→ **EXERCISE BRIEF**: All lines in the data bearing the string "document" should be identified and copied.

────────

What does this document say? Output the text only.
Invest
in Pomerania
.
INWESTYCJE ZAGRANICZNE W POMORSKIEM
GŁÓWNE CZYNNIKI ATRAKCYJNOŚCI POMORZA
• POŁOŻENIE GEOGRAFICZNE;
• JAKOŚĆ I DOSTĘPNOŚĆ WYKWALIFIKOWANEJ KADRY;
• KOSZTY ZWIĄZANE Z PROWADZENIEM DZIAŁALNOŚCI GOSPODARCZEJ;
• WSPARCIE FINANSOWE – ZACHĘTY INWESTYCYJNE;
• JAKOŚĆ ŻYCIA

────────

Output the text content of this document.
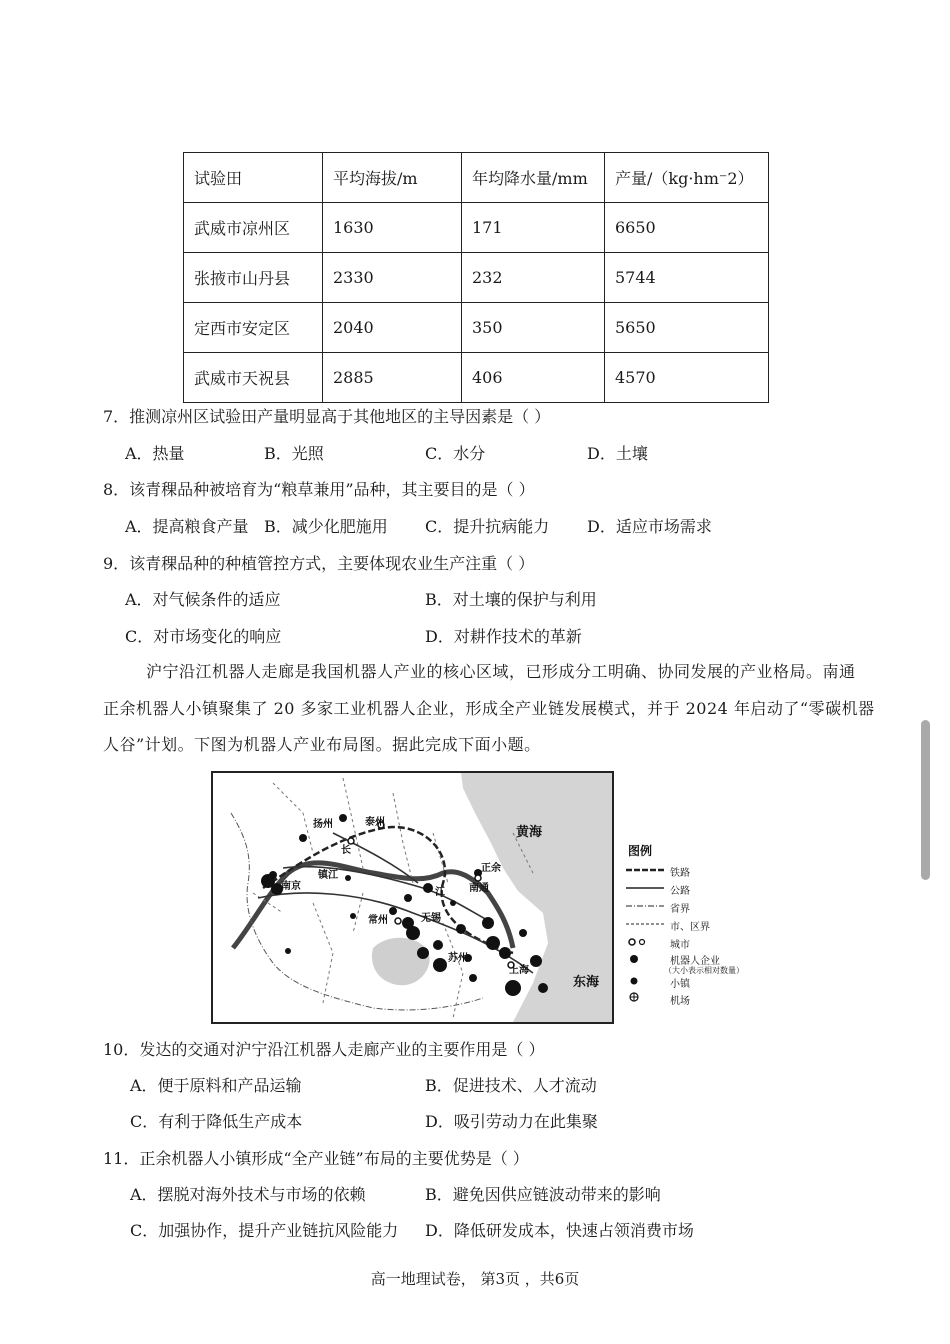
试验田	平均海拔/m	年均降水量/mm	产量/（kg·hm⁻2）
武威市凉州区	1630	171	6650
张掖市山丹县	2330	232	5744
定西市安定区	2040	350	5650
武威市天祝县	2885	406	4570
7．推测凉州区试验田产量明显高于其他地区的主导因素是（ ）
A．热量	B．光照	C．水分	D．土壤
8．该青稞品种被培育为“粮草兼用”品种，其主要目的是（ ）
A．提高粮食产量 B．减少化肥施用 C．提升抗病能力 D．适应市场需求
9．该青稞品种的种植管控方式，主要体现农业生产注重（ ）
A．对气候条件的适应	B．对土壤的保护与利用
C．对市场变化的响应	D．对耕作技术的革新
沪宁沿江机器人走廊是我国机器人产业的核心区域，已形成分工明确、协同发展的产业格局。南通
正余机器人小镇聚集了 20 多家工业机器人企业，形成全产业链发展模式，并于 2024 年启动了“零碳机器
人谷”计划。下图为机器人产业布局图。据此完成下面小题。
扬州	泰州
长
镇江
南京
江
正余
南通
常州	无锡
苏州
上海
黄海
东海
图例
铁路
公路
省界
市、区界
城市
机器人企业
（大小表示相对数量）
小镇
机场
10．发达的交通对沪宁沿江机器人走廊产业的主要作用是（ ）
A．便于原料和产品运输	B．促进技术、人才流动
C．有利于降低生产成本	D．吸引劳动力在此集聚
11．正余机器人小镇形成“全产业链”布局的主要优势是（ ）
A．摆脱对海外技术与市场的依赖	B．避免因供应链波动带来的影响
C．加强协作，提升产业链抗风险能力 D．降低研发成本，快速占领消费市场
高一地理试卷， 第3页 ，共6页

────────

→ **RESPONSE**:
What does this document say? Output the text only.
Output the text content of this document.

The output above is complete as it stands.